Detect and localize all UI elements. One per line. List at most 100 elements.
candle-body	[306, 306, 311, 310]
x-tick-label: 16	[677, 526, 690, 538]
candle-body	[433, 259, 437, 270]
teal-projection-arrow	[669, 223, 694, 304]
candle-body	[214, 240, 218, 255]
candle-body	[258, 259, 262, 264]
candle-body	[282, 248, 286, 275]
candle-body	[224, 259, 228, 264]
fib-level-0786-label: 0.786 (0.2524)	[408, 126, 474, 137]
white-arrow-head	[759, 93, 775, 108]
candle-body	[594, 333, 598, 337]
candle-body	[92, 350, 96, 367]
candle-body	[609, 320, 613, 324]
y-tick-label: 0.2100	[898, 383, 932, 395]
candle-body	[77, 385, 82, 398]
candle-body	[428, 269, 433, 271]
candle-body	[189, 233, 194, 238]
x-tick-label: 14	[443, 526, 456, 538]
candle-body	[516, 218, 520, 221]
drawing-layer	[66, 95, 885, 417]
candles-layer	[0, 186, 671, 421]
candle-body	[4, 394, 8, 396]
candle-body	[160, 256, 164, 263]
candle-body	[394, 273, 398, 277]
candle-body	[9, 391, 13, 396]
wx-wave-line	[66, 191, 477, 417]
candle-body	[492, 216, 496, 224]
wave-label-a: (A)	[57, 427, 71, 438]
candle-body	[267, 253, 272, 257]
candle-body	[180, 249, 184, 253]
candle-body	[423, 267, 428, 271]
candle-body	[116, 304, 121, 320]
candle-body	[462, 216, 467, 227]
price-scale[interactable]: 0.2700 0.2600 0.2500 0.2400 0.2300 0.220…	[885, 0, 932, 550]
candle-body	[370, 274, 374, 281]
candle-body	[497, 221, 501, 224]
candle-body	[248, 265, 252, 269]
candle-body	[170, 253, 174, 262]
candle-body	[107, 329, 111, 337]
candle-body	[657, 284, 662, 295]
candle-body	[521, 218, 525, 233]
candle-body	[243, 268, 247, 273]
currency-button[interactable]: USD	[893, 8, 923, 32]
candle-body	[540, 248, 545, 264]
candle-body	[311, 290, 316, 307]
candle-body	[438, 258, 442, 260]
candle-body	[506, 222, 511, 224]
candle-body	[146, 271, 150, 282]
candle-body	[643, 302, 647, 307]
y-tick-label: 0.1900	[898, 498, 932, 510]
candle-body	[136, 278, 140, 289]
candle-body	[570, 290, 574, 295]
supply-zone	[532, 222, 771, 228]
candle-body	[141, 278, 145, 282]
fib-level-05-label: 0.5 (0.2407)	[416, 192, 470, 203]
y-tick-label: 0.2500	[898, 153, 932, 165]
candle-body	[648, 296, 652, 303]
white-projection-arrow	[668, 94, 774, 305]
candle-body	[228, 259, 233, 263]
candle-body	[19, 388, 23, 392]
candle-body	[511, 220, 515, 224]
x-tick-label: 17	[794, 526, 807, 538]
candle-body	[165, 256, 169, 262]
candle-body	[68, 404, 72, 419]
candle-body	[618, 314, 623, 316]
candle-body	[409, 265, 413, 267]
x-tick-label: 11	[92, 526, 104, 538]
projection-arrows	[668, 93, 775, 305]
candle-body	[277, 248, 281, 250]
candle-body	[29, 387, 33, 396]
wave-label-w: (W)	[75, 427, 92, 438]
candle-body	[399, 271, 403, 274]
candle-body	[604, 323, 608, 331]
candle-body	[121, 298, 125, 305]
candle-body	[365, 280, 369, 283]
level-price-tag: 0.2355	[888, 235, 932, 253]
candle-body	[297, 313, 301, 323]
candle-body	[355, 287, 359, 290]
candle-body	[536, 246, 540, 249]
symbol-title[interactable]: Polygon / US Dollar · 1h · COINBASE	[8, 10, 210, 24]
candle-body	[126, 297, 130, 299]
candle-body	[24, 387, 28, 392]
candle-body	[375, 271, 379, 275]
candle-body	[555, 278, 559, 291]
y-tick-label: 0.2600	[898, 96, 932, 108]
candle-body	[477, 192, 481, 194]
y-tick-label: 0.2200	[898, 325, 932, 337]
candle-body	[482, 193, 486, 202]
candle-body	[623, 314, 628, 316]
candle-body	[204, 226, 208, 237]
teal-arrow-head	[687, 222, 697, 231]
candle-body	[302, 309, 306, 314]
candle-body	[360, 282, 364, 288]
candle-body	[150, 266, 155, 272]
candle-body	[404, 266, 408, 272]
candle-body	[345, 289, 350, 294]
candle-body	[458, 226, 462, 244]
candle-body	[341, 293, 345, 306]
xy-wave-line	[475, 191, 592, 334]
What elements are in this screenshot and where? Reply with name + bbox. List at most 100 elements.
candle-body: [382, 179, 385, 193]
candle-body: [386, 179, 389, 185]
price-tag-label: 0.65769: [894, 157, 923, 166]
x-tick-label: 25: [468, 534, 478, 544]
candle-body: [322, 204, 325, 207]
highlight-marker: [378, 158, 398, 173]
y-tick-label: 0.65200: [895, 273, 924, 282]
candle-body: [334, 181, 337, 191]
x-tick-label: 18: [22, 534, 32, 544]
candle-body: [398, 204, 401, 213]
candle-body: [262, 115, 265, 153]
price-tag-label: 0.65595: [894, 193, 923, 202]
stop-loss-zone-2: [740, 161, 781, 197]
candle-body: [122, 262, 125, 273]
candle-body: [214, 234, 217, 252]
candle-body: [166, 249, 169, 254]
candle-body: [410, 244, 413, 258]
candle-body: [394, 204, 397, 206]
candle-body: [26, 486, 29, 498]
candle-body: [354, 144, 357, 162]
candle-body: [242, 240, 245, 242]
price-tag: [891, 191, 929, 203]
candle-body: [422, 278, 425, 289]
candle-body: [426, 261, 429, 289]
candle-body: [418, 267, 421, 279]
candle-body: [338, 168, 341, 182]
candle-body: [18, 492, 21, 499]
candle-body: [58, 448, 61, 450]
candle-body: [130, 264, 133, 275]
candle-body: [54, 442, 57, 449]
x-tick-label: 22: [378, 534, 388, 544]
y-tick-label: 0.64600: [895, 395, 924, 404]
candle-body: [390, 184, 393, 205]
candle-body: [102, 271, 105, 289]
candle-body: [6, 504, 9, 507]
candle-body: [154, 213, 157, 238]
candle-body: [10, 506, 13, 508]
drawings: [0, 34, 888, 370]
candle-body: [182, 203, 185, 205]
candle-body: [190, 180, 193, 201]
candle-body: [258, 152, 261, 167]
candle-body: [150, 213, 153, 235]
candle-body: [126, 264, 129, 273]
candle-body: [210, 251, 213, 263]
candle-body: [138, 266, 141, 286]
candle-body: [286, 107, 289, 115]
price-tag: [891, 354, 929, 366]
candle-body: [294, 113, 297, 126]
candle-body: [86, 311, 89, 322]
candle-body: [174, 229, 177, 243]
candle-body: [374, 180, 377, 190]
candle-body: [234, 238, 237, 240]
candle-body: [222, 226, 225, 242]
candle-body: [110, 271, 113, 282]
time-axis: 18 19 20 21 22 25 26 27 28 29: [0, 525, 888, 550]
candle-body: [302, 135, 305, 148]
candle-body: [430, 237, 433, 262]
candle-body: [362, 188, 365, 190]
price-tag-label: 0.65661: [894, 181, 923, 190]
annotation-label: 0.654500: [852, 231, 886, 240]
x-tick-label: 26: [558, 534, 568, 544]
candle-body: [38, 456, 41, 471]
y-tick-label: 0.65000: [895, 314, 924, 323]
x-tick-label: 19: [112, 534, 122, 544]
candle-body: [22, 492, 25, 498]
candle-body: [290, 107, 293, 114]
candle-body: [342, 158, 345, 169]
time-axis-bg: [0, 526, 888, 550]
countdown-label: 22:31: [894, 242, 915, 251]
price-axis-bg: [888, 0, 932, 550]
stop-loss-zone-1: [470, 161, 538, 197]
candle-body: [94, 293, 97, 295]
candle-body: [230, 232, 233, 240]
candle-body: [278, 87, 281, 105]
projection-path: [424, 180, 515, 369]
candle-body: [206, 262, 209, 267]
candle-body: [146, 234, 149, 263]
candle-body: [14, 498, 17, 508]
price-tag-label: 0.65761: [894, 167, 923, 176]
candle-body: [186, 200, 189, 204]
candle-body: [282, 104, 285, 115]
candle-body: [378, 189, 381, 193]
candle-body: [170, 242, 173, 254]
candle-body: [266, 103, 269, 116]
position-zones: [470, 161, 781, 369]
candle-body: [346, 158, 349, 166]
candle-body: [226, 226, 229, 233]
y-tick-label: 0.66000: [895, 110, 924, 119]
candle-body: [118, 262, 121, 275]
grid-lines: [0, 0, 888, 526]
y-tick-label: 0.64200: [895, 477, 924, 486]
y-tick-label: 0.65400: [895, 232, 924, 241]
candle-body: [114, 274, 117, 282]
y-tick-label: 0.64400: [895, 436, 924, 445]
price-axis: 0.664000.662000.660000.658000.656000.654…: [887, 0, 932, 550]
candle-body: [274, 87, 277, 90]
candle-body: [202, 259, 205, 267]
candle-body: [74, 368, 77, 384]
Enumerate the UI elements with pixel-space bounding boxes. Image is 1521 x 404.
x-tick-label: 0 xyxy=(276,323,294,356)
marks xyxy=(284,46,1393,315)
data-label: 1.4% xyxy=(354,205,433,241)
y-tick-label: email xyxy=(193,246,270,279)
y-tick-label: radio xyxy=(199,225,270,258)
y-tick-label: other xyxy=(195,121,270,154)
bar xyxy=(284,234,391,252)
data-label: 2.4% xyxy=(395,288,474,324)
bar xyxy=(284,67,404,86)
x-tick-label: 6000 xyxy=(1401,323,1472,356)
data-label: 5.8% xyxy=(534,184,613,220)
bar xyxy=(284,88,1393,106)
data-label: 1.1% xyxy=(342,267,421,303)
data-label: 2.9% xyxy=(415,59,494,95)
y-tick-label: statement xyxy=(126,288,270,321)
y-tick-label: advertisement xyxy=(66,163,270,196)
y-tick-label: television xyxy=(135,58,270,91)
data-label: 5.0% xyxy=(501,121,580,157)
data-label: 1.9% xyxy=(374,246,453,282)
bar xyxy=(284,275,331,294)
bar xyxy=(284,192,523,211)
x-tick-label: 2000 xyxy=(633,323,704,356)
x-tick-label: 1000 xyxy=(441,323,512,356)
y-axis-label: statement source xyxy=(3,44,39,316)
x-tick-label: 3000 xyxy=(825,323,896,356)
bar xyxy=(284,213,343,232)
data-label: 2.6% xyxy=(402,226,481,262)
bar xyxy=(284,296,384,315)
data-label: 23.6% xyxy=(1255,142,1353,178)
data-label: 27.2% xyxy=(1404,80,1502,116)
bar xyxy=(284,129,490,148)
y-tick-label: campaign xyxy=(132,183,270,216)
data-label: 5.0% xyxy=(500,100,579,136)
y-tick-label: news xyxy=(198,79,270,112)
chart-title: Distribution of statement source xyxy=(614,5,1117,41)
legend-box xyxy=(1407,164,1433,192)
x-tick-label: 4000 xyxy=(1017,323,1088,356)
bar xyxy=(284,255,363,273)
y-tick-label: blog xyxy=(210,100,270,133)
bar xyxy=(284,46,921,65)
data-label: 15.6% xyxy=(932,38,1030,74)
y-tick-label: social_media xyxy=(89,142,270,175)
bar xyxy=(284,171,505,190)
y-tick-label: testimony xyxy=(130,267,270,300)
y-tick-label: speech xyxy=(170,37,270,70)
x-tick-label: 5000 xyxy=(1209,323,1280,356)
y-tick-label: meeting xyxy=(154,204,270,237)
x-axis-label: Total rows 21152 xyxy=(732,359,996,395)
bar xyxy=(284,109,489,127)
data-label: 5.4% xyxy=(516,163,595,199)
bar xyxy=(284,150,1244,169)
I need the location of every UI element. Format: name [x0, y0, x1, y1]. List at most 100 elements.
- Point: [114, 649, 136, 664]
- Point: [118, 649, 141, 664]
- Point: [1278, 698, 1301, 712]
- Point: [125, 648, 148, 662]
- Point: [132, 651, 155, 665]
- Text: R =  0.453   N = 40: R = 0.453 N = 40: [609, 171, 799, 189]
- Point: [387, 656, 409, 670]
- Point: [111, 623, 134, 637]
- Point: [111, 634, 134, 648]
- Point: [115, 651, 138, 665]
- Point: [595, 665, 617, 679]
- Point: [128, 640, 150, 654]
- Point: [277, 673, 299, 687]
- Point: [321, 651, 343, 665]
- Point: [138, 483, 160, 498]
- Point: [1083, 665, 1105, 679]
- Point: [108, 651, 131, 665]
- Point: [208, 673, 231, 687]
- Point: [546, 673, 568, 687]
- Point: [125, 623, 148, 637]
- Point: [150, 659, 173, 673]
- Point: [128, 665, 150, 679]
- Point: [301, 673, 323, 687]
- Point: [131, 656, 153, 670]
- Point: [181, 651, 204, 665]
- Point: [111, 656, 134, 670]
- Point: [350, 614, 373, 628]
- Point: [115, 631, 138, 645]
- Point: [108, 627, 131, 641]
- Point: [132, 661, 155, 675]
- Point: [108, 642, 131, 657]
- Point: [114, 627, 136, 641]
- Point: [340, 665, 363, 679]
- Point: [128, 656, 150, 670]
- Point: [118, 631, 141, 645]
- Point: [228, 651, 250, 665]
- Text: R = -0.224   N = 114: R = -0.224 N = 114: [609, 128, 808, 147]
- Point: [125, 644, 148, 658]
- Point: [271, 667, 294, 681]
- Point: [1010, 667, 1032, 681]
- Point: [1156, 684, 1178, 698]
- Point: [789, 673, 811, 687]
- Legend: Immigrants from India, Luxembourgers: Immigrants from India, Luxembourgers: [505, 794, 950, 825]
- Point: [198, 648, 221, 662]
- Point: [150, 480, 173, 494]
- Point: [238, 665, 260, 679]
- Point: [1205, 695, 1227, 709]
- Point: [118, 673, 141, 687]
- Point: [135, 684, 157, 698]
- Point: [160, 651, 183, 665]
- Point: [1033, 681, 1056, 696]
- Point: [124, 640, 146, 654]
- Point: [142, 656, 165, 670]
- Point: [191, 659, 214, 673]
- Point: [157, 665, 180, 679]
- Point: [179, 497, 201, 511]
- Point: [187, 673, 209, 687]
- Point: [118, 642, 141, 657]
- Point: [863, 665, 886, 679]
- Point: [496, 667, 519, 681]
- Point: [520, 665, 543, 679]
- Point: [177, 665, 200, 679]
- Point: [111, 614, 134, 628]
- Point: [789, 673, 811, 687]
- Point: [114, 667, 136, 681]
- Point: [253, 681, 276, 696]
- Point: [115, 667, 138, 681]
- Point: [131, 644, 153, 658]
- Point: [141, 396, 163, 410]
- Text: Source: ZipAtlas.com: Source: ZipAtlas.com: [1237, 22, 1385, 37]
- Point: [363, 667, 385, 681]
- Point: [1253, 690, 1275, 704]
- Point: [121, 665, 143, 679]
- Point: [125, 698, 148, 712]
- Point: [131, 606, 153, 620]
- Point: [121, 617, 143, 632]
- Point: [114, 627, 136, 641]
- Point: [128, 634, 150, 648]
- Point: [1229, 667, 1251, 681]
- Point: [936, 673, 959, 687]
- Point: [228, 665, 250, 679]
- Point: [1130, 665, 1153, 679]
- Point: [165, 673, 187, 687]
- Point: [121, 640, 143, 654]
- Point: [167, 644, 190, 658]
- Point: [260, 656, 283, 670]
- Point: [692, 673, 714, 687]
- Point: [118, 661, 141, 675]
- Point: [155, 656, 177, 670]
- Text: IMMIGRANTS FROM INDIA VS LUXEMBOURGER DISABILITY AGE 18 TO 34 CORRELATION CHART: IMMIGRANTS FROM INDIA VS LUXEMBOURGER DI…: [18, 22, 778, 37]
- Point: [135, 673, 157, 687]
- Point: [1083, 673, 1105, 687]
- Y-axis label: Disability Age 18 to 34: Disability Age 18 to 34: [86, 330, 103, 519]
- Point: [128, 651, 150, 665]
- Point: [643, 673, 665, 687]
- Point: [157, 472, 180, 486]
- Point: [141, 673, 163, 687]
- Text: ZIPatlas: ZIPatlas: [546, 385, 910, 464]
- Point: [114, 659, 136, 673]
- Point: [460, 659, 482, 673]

==================================================

Please copy out the lines above, from the very first one up to and including the line with "269, 433, 271]", reproducing each character for character.

▸ ANSWER TO THE EXERCISE
Detect and localize all UI elements. One per line. List at most 100 elements.
candle-body	[306, 306, 311, 310]
x-tick-label: 16	[677, 526, 690, 538]
candle-body	[433, 259, 437, 270]
teal-projection-arrow	[669, 223, 694, 304]
candle-body	[214, 240, 218, 255]
candle-body	[258, 259, 262, 264]
candle-body	[282, 248, 286, 275]
candle-body	[224, 259, 228, 264]
fib-level-0786-label: 0.786 (0.2524)	[408, 126, 474, 137]
white-arrow-head	[759, 93, 775, 108]
candle-body	[594, 333, 598, 337]
candle-body	[92, 350, 96, 367]
candle-body	[609, 320, 613, 324]
y-tick-label: 0.2100	[898, 383, 932, 395]
candle-body	[77, 385, 82, 398]
candle-body	[428, 269, 433, 271]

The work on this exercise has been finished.